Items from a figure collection
---*---

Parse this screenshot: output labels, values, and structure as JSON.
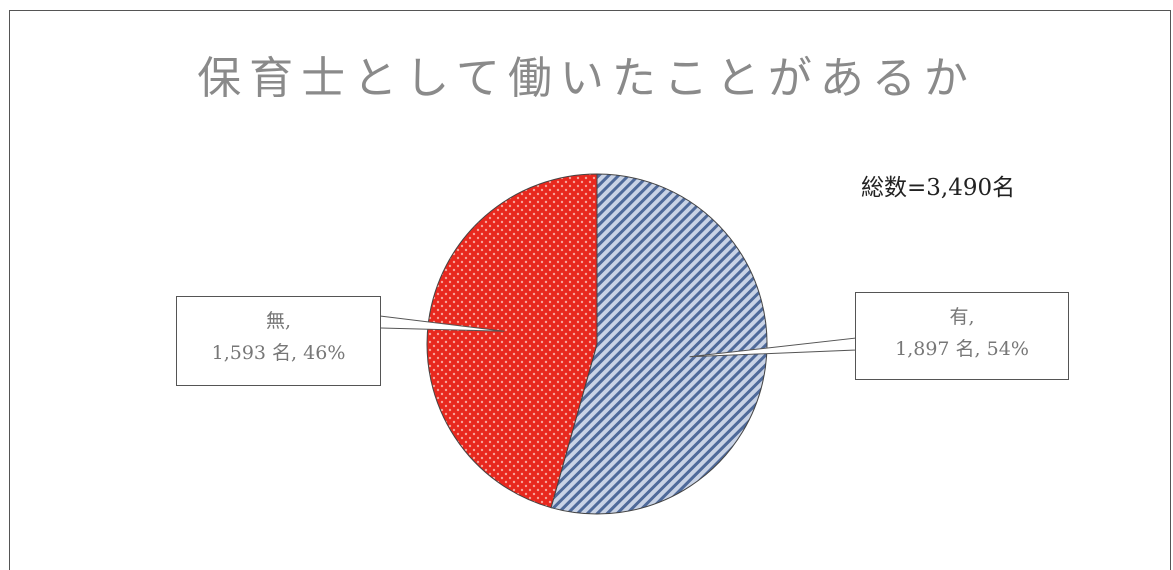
{
  "chart_data": {
    "type": "pie",
    "title": "保育士として働いたことがあるか",
    "total_label": "総数=3,490名",
    "slices": [
      {
        "name": "有",
        "count": 1897,
        "percent": 54,
        "label_name": "有,",
        "label_value": "1,897 名, 54%",
        "color": "#c9d3e6",
        "pattern": "diagonal-stripes",
        "pattern_color": "#4f6a9a"
      },
      {
        "name": "無",
        "count": 1593,
        "percent": 46,
        "label_name": "無,",
        "label_value": "1,593 名, 46%",
        "color": "#e8281e",
        "pattern": "dots",
        "pattern_color": "#f6a39a"
      }
    ],
    "legend": "none"
  }
}
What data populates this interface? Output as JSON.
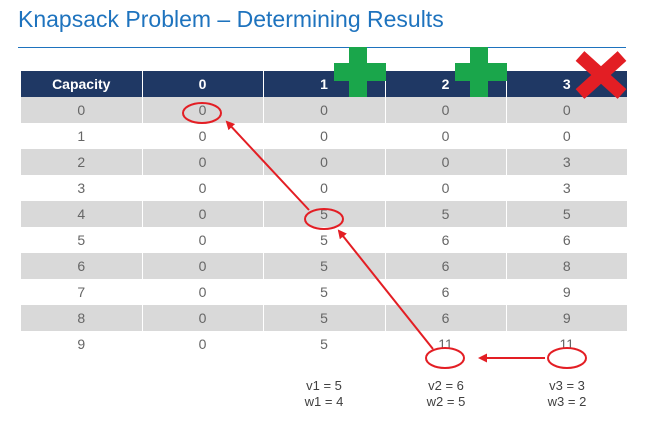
{
  "title": "Knapsack Problem – Determining Results",
  "table": {
    "headers": [
      "Capacity",
      "0",
      "1",
      "2",
      "3"
    ],
    "rows": [
      [
        "0",
        "0",
        "0",
        "0",
        "0"
      ],
      [
        "1",
        "0",
        "0",
        "0",
        "0"
      ],
      [
        "2",
        "0",
        "0",
        "0",
        "3"
      ],
      [
        "3",
        "0",
        "0",
        "0",
        "3"
      ],
      [
        "4",
        "0",
        "5",
        "5",
        "5"
      ],
      [
        "5",
        "0",
        "5",
        "6",
        "6"
      ],
      [
        "6",
        "0",
        "5",
        "6",
        "8"
      ],
      [
        "7",
        "0",
        "5",
        "6",
        "9"
      ],
      [
        "8",
        "0",
        "5",
        "6",
        "9"
      ],
      [
        "9",
        "0",
        "5",
        "11",
        "11"
      ]
    ]
  },
  "items": [
    {
      "value_label": "v1 = 5",
      "weight_label": "w1 = 4",
      "decision": "plus-icon"
    },
    {
      "value_label": "v2 = 6",
      "weight_label": "w2 = 5",
      "decision": "plus-icon"
    },
    {
      "value_label": "v3 = 3",
      "weight_label": "w3 = 2",
      "decision": "cross-icon"
    }
  ],
  "colors": {
    "title": "#1e73be",
    "header_bg": "#1f3864",
    "row_shade": "#d9d9d9",
    "arrow": "#e31e24",
    "plus": "#1aa64b",
    "cross": "#e31e24"
  }
}
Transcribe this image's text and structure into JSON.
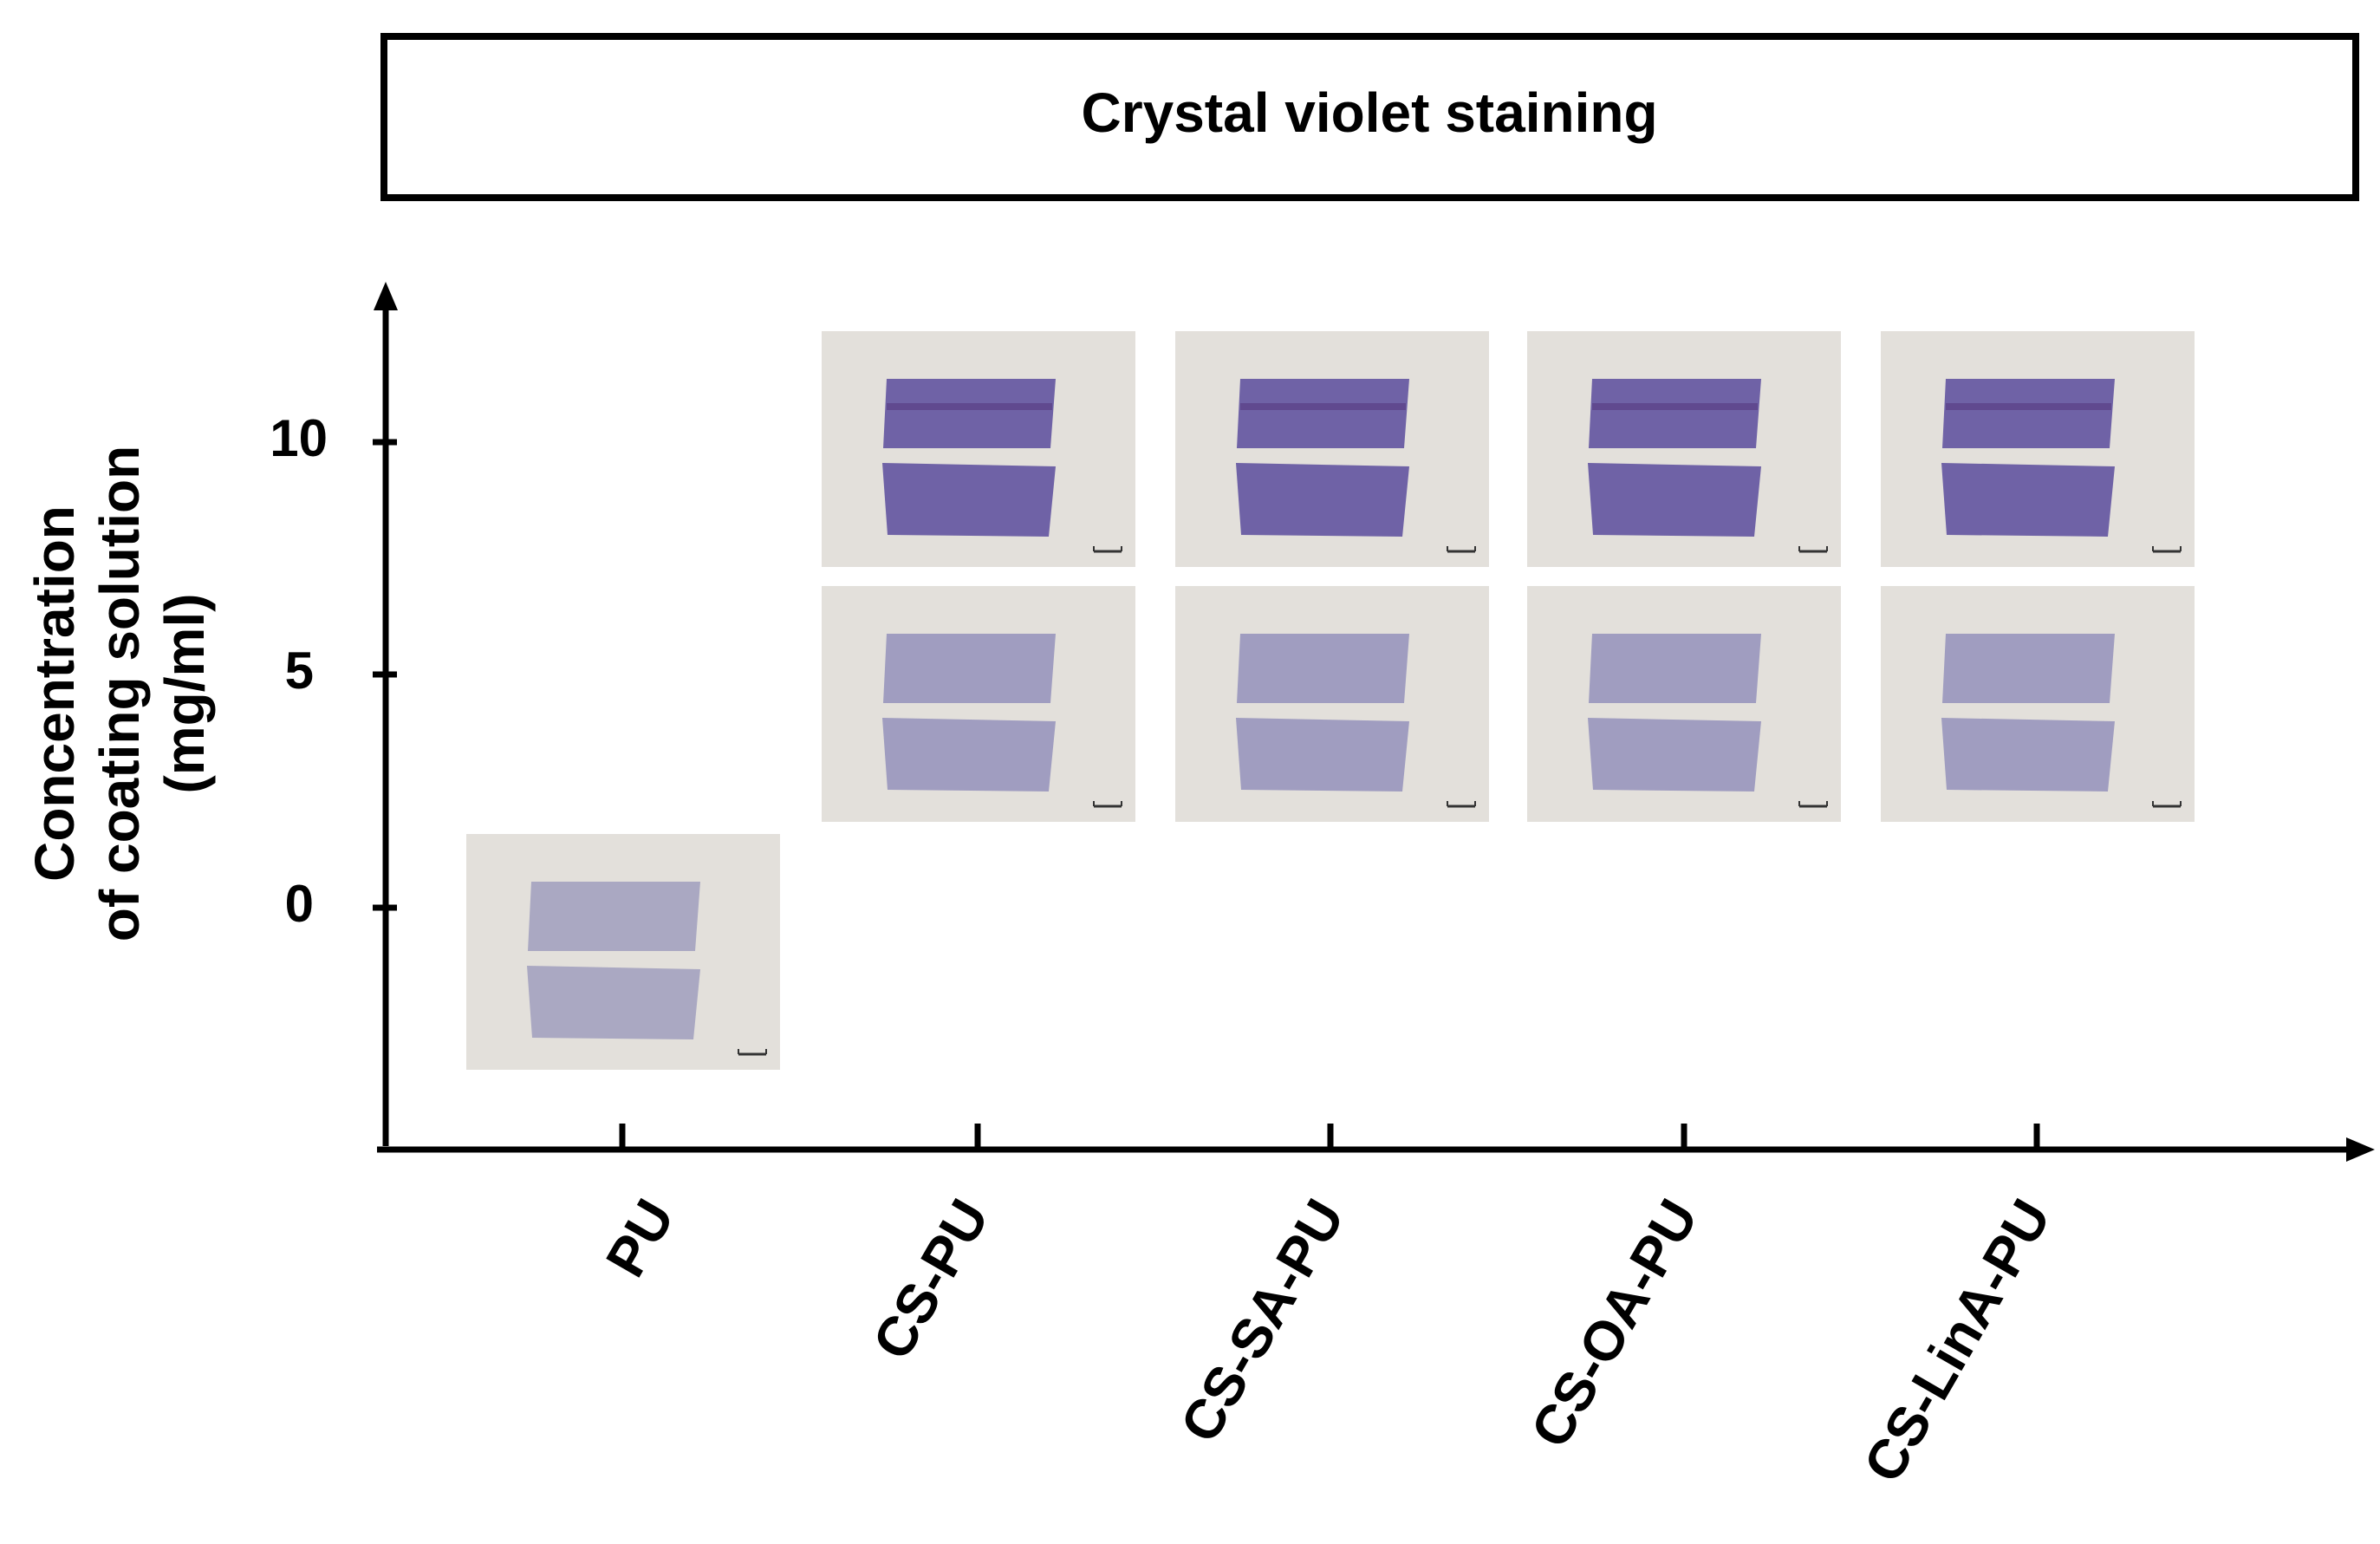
{
  "title": "Crystal violet staining",
  "y_axis": {
    "label_lines": [
      "Concentration",
      "of coating solution",
      "(mg/ml)"
    ],
    "ticks": [
      {
        "value": 10,
        "label": "10"
      },
      {
        "value": 5,
        "label": "5"
      },
      {
        "value": 0,
        "label": "0"
      }
    ]
  },
  "x_axis": {
    "categories": [
      "PU",
      "CS-PU",
      "CS-SA-PU",
      "CS-OA-PU",
      "CS-LinA-PU"
    ]
  },
  "panels": [
    {
      "category": "PU",
      "concentration": 0,
      "stain": "none"
    },
    {
      "category": "CS-PU",
      "concentration": 5,
      "stain": "light"
    },
    {
      "category": "CS-PU",
      "concentration": 10,
      "stain": "dark"
    },
    {
      "category": "CS-SA-PU",
      "concentration": 5,
      "stain": "light"
    },
    {
      "category": "CS-SA-PU",
      "concentration": 10,
      "stain": "dark"
    },
    {
      "category": "CS-OA-PU",
      "concentration": 5,
      "stain": "light"
    },
    {
      "category": "CS-OA-PU",
      "concentration": 10,
      "stain": "dark"
    },
    {
      "category": "CS-LinA-PU",
      "concentration": 5,
      "stain": "light"
    },
    {
      "category": "CS-LinA-PU",
      "concentration": 10,
      "stain": "dark"
    }
  ],
  "colors": {
    "background": "#ffffff",
    "axis": "#000000",
    "photo_background": "#e3e0db",
    "stain_none": "#aaa8c2",
    "stain_light": "#a09dc0",
    "stain_dark": "#6f62a6",
    "stain_band": "#5a3f86"
  }
}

---*---

■ **Problem statement**
The records above must be transcribed exactly. Pictures are left out of the copy.

■ **Correct answer**
Parse this screenshot: output labels, values, and structure as JSON.
{
  "chart_data": {
    "type": "pie",
    "title": "保育士として働いたことがあるか",
    "total_label": "総数=3,490名",
    "slices": [
      {
        "name": "有",
        "count": 1897,
        "percent": 54,
        "label_name": "有,",
        "label_value": "1,897 名, 54%",
        "color": "#c9d3e6",
        "pattern": "diagonal-stripes",
        "pattern_color": "#4f6a9a"
      },
      {
        "name": "無",
        "count": 1593,
        "percent": 46,
        "label_name": "無,",
        "label_value": "1,593 名, 46%",
        "color": "#e8281e",
        "pattern": "dots",
        "pattern_color": "#f6a39a"
      }
    ],
    "legend": "none"
  }
}
What data populates this interface? Output as JSON.
{
  "title": "Knapsack Problem – Determining Results",
  "table": {
    "headers": [
      "Capacity",
      "0",
      "1",
      "2",
      "3"
    ],
    "rows": [
      [
        "0",
        "0",
        "0",
        "0",
        "0"
      ],
      [
        "1",
        "0",
        "0",
        "0",
        "0"
      ],
      [
        "2",
        "0",
        "0",
        "0",
        "3"
      ],
      [
        "3",
        "0",
        "0",
        "0",
        "3"
      ],
      [
        "4",
        "0",
        "5",
        "5",
        "5"
      ],
      [
        "5",
        "0",
        "5",
        "6",
        "6"
      ],
      [
        "6",
        "0",
        "5",
        "6",
        "8"
      ],
      [
        "7",
        "0",
        "5",
        "6",
        "9"
      ],
      [
        "8",
        "0",
        "5",
        "6",
        "9"
      ],
      [
        "9",
        "0",
        "5",
        "11",
        "11"
      ]
    ]
  },
  "items": [
    {
      "value_label": "v1 = 5",
      "weight_label": "w1 = 4",
      "decision": "plus-icon"
    },
    {
      "value_label": "v2 = 6",
      "weight_label": "w2 = 5",
      "decision": "plus-icon"
    },
    {
      "value_label": "v3 = 3",
      "weight_label": "w3 = 2",
      "decision": "cross-icon"
    }
  ],
  "colors": {
    "title": "#1e73be",
    "header_bg": "#1f3864",
    "row_shade": "#d9d9d9",
    "arrow": "#e31e24",
    "plus": "#1aa64b",
    "cross": "#e31e24"
  }
}
Transcribe this image's text and structure into JSON.
{
  "title": "Crystal violet staining",
  "y_axis": {
    "label_lines": [
      "Concentration",
      "of coating solution",
      "(mg/ml)"
    ],
    "ticks": [
      {
        "value": 10,
        "label": "10"
      },
      {
        "value": 5,
        "label": "5"
      },
      {
        "value": 0,
        "label": "0"
      }
    ]
  },
  "x_axis": {
    "categories": [
      "PU",
      "CS-PU",
      "CS-SA-PU",
      "CS-OA-PU",
      "CS-LinA-PU"
    ]
  },
  "panels": [
    {
      "category": "PU",
      "concentration": 0,
      "stain": "none"
    },
    {
      "category": "CS-PU",
      "concentration": 5,
      "stain": "light"
    },
    {
      "category": "CS-PU",
      "concentration": 10,
      "stain": "dark"
    },
    {
      "category": "CS-SA-PU",
      "concentration": 5,
      "stain": "light"
    },
    {
      "category": "CS-SA-PU",
      "concentration": 10,
      "stain": "dark"
    },
    {
      "category": "CS-OA-PU",
      "concentration": 5,
      "stain": "light"
    },
    {
      "category": "CS-OA-PU",
      "concentration": 10,
      "stain": "dark"
    },
    {
      "category": "CS-LinA-PU",
      "concentration": 5,
      "stain": "light"
    },
    {
      "category": "CS-LinA-PU",
      "concentration": 10,
      "stain": "dark"
    }
  ],
  "colors": {
    "background": "#ffffff",
    "axis": "#000000",
    "photo_background": "#e3e0db",
    "stain_none": "#aaa8c2",
    "stain_light": "#a09dc0",
    "stain_dark": "#6f62a6",
    "stain_band": "#5a3f86"
  }
}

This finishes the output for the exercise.